- Extracted records:
══════

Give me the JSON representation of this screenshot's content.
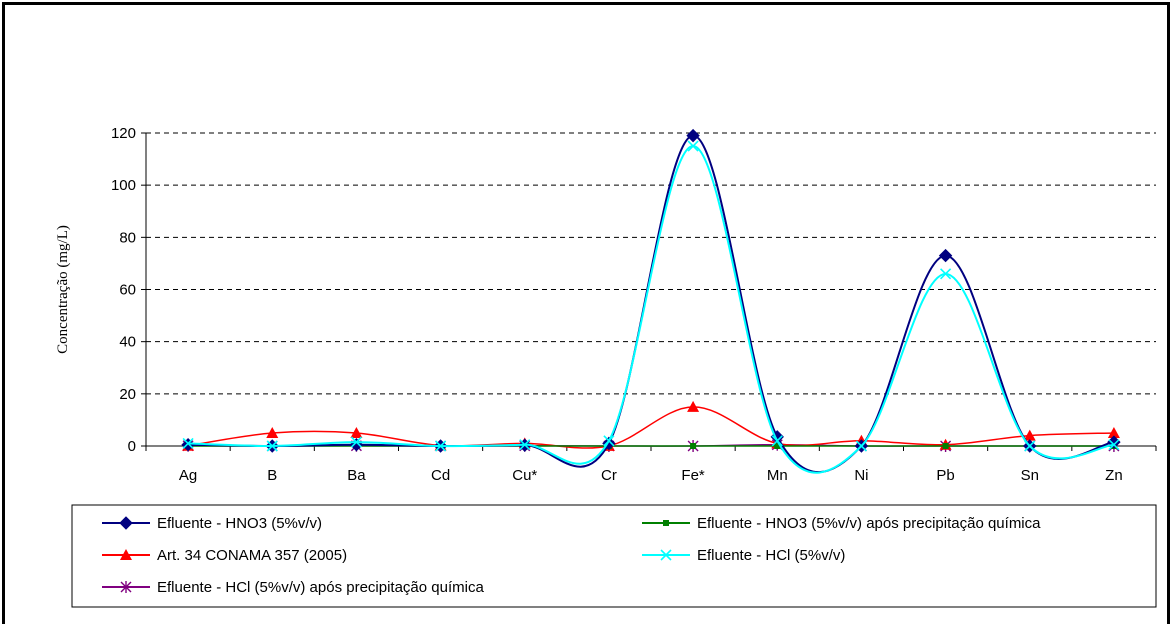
{
  "chart_data": {
    "type": "line",
    "title": "",
    "xlabel": "",
    "ylabel": "Concentração (mg/L)",
    "categories": [
      "Ag",
      "B",
      "Ba",
      "Cd",
      "Cu*",
      "Cr",
      "Fe*",
      "Mn",
      "Ni",
      "Pb",
      "Sn",
      "Zn"
    ],
    "ylim": [
      0,
      120
    ],
    "yticks": [
      0,
      20,
      40,
      60,
      80,
      100,
      120
    ],
    "grid": "horizontal dashed",
    "legend_position": "bottom",
    "series": [
      {
        "name": "Efluente - HNO3 (5%v/v)",
        "color": "#000080",
        "marker": "diamond",
        "values": [
          0.5,
          0,
          0.5,
          0,
          0.3,
          1,
          119,
          3.5,
          0,
          73,
          0,
          1.5
        ]
      },
      {
        "name": "Efluente - HNO3 (5%v/v) após precipitação química",
        "color": "#008000",
        "marker": "square",
        "values": [
          0,
          0,
          0,
          0,
          0,
          0,
          0,
          0,
          0,
          0,
          0,
          0
        ]
      },
      {
        "name": "Art. 34 CONAMA 357 (2005)",
        "color": "#FF0000",
        "marker": "triangle",
        "values": [
          0.1,
          5,
          5,
          0.2,
          1,
          0.05,
          15,
          1,
          2,
          0.5,
          4,
          5
        ]
      },
      {
        "name": "Efluente - HCl (5%v/v)",
        "color": "#00FFFF",
        "marker": "x",
        "values": [
          1,
          0,
          1.5,
          0,
          0.5,
          2,
          115,
          2,
          0,
          66,
          0,
          0.5
        ]
      },
      {
        "name": "Efluente - HCl (5%v/v) após precipitação química",
        "color": "#800080",
        "marker": "asterisk",
        "values": [
          0.1,
          0,
          0.1,
          0,
          0.1,
          0,
          0,
          0.5,
          0,
          0,
          0,
          0
        ]
      }
    ]
  }
}
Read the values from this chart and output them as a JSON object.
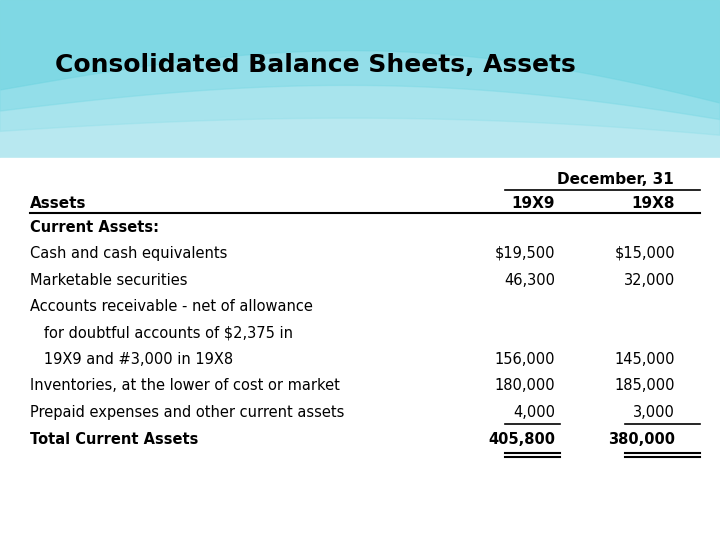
{
  "title": "Consolidated Balance Sheets, Assets",
  "header_group": "December, 31",
  "col_headers": [
    "Assets",
    "19X9",
    "19X8"
  ],
  "rows": [
    {
      "label": "Current Assets:",
      "val1": "",
      "val2": "",
      "bold": true
    },
    {
      "label": "Cash and cash equivalents",
      "val1": "$19,500",
      "val2": "$15,000",
      "bold": false
    },
    {
      "label": "Marketable securities",
      "val1": "46,300",
      "val2": "32,000",
      "bold": false
    },
    {
      "label": "Accounts receivable - net of allowance",
      "val1": "",
      "val2": "",
      "bold": false
    },
    {
      "label": "   for doubtful accounts of $2,375 in",
      "val1": "",
      "val2": "",
      "bold": false
    },
    {
      "label": "   19X9 and #3,000 in 19X8",
      "val1": "156,000",
      "val2": "145,000",
      "bold": false
    },
    {
      "label": "Inventories, at the lower of cost or market",
      "val1": "180,000",
      "val2": "185,000",
      "bold": false
    },
    {
      "label": "Prepaid expenses and other current assets",
      "val1": "4,000",
      "val2": "3,000",
      "bold": false
    },
    {
      "label": "Total Current Assets",
      "val1": "405,800",
      "val2": "380,000",
      "bold": true
    }
  ],
  "title_fontsize": 18,
  "table_fontsize": 10.5,
  "header_fontsize": 11,
  "wave_colors": [
    "#7dd8e6",
    "#a8e4ef",
    "#c5ecf4",
    "#e0f4f8"
  ],
  "bg_white": "#ffffff"
}
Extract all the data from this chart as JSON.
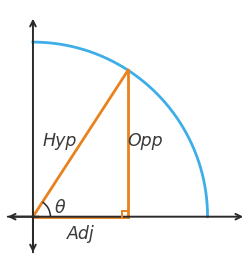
{
  "theta_deg": 57,
  "circle_color": "#3daee8",
  "triangle_color": "#e8821e",
  "axis_color": "#2a2a2a",
  "label_color": "#3a3a3a",
  "background_color": "#ffffff",
  "hyp_label": "Hyp",
  "opp_label": "Opp",
  "adj_label": "Adj",
  "theta_label": "θ",
  "xlim": [
    -0.16,
    1.22
  ],
  "ylim": [
    -0.22,
    1.15
  ],
  "figsize": [
    2.51,
    2.71
  ],
  "dpi": 100,
  "font_size": 12.5,
  "axis_lw": 1.4,
  "tri_lw": 2.0
}
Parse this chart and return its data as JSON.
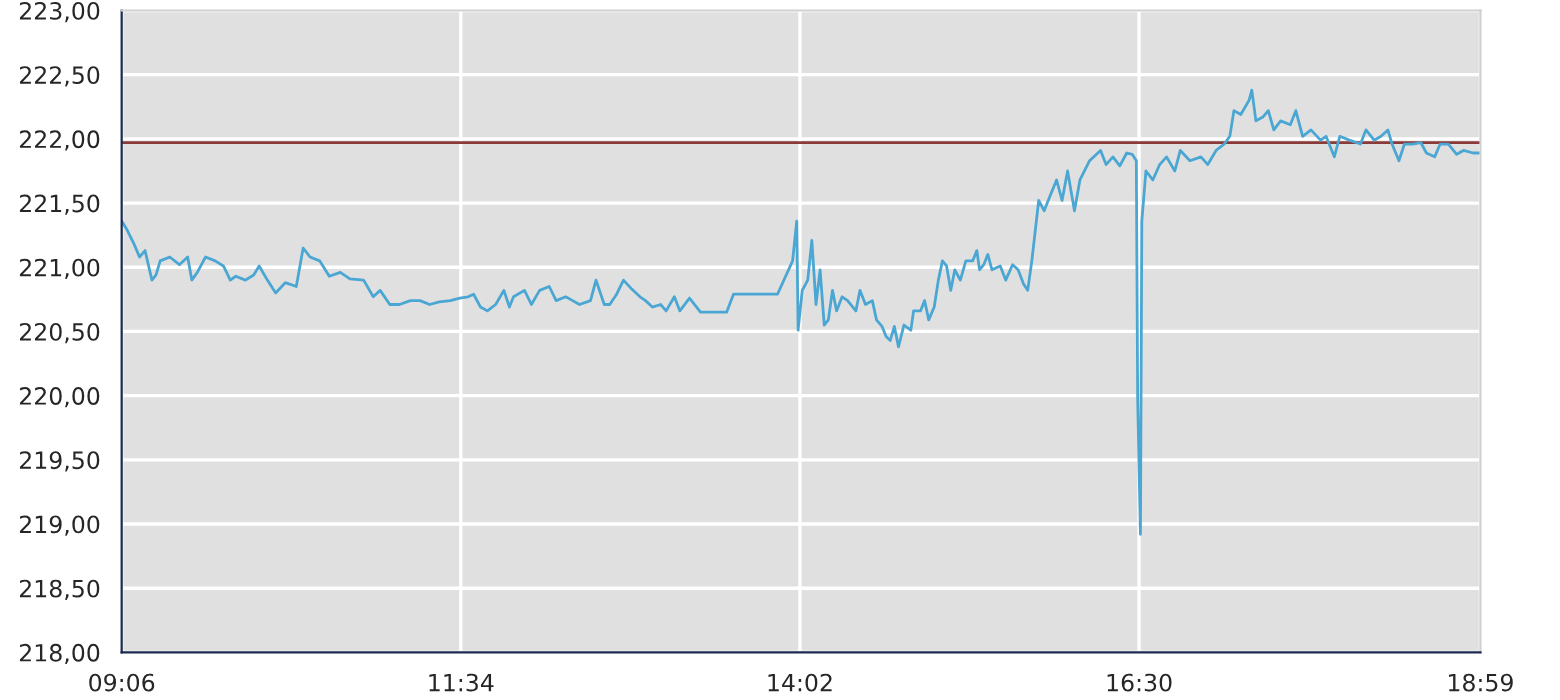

══════

- Exercise:
Looking at the records above, work out how many lines include the word "name", then give that number by itself.

- Solved problem:
5